***** EXCERPT *****

You played basketball, you played for a state championship high school team, and you got about a career of sports riding under your belt. And now you go into Chicago Stadium in the early ninety s and put us inside that old barn, the smoke, the heat. What was the atmosphere like in that place when his airness was flying around at the start of that dynasty?
[00:30:57.320] - Melissa
Oh, my gosh. Well, my first book was on Michael Jordan's transition to baseball, but I spent at least two chapters just on the stadium, one on the entrance. The media was entered, which is called gate three and a half, which continued just symbolically after that, but it really was in this little gate three and a half thing. But I wrote, I wrote in detail about that place, and it was to call it charming would really be overselling it. There was certainly a charm to it. But if you want to call rats charming, yeah, right then okay. In those days, the home locker room was worse than any visiting locker room. I mean, nowadays, for sure, the visiting locker room is beautiful now, but back in the day, when they started revamping stadiums, the visiting would be terrible and the home would be pretty nice. Chicago Stadium, I mean, they're lucky if they had a hook for their clothes and not a nail. Certainly in Richmond, Coliseum was like that in Detroit, palace was like that in Boston. All the old Burns were like that. But it gave a certain intimacy, a certain Michael couldn't hide.
[00:32:11.320] - Melissa
They couldn't hide from us. There was no in visiting locker rooms, particularly like I was describing with BJ and Ron Harper. The visiting locker rooms in those days had a training table right in the middle of the visiting locker room, and so guys had to be wrapped and they couldn't escape us. We could talk to them while they were getting their ankles taped and stuff like that. So that was cool, but smoky, like the stadium. Smoking was allowed, so the cloud of smoke would rise, though, and there'd be a ring, and it would be right where the press box was. Of course.
[00:32:49.040] - Todd
Right, exactly right.

*****

*WORK TO COMPLETE*.
- a) Reproduce the passage of the Chicago Stadium interview that begins with the words containing "You played basketball, you" and ends with "of that dynasty?".
- b) In the Chicago Stadium interview, what was the subject of Melissa's first book?
The data after this point is separate material, apart from the Chicago Stadium interview.

***** RECORDED DATA *****

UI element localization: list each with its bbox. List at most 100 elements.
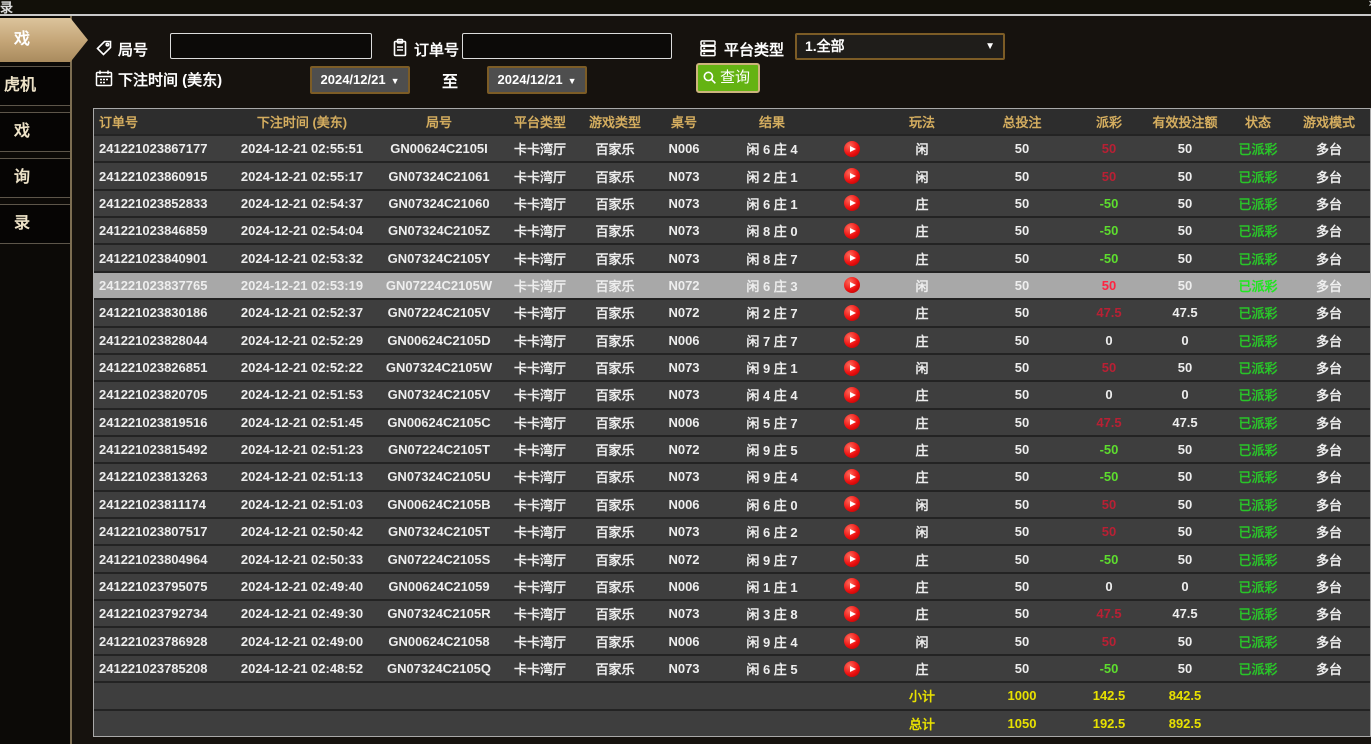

*****

*SOLUTIONS TO THE EXERCISE*.
- a)
You played basketball, you played for a state championship high school team, and you got about a career of sports riding under your belt. And now you go into Chicago Stadium in the early ninety s and put us inside that old barn, the smoke, the heat. What was the atmosphere like in that place when his airness was flying around at the start of that dynasty?

- b) Michael Jordan's transition to baseball.